GOAL OF THE EXERCISE >>
Reproduce all lines of the listing below in which the word "ตนโต" occurs.

Part of a data file
------

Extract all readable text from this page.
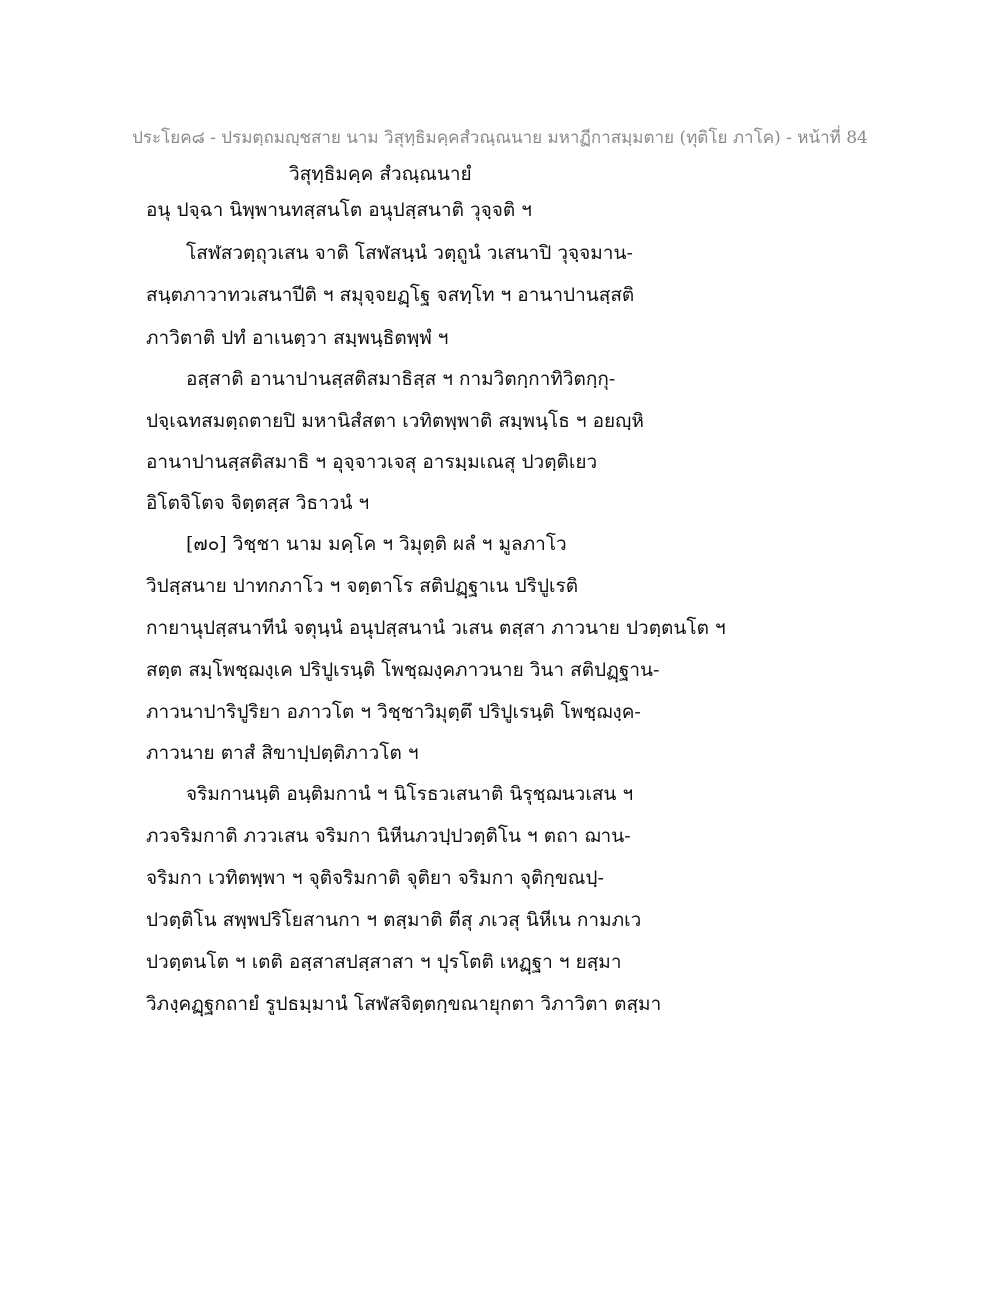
ประโยค๘ - ปรมตฺถมญฺชสาย นาม วิสุทฺธิมคฺคสํวณฺณนาย มหาฏีกาสมฺมตาย (ทุติโย ภาโค) - หน้าที่ 84
วิสุทฺธิมคฺค สํวณฺณนายํ
อนุ ปจฺฉา นิพฺพานทสฺสนโต อนุปสฺสนาติ วุจฺจติ ฯ
โสฬสวตฺถุวเสน จาติ โสฬสนฺนํ วตฺถูนํ วเสนาปิ วุจฺจมาน-
สนฺตภาวาทวเสนาปีติ ฯ สมุจฺจยฏฺโฐ จสทฺโท ฯ อานาปานสฺสติ
ภาวิตาติ ปทํ อาเนตฺวา สมฺพนฺธิตพฺพํ ฯ
อสฺสาติ อานาปานสฺสติสมาธิสฺส ฯ กามวิตกฺกาทิวิตกฺกุ-
ปจฺเฉทสมตฺถตายปิ มหานิสํสตา เวทิตพฺพาติ สมฺพนฺโธ ฯ อยญฺหิ
อานาปานสฺสติสมาธิ ฯ อุจฺจาวเจสุ อารมฺมเณสุ ปวตฺติเยว
อิโตจิโตจ จิตฺตสฺส วิธาวนํ ฯ
[๗๐] วิชฺชา นาม มคฺโค ฯ วิมุตฺติ ผลํ ฯ มูลภาโว
วิปสฺสนาย ปาทกภาโว ฯ จตฺตาโร สติปฏฺฐาเน ปริปูเรติ
กายานุปสฺสนาทีนํ จตุนฺนํ อนุปสฺสนานํ วเสน ตสฺสา ภาวนาย ปวตฺตนโต ฯ
สตฺต สมฺโพชฺฌงฺเค ปริปูเรนฺติ โพชฺฌงฺคภาวนาย วินา สติปฏฺฐาน-
ภาวนาปาริปูริยา อภาวโต ฯ วิชฺชาวิมุตฺตึ ปริปูเรนฺติ โพชฺฌงฺค-
ภาวนาย ตาสํ สิขาปฺปตฺติภาวโต ฯ
จริมกานนฺติ อนฺติมกานํ ฯ นิโรธวเสนาติ นิรุชฺฌนวเสน ฯ
ภวจริมกาติ ภววเสน จริมกา นิหีนภวปฺปวตฺติโน ฯ ตถา ฌาน-
จริมกา เวทิตพฺพา ฯ จุติจริมกาติ จุติยา จริมกา จุติกฺขณปฺ-
ปวตฺติโน สพฺพปริโยสานกา ฯ ตสฺมาติ ตีสุ ภเวสุ นิหีเน กามภเว
ปวตฺตนโต ฯ เตติ อสฺสาสปสฺสาสา ฯ ปุรโตติ เหฏฺฐา ฯ ยสฺมา
วิภงฺคฏฺฐกถายํ รูปธมฺมานํ โสฬสจิตฺตกฺขณายุกตา วิภาวิตา ตสฺมา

------

ANSWER BELOW >>
กายานุปสฺสนาทีนํ จตุนฺนํ อนุปสฺสนานํ วเสน ตสฺสา ภาวนาย ปวตฺตนโต ฯ
ปวตฺตนโต ฯ เตติ อสฺสาสปสฺสาสา ฯ ปุรโตติ เหฏฺฐา ฯ ยสฺมา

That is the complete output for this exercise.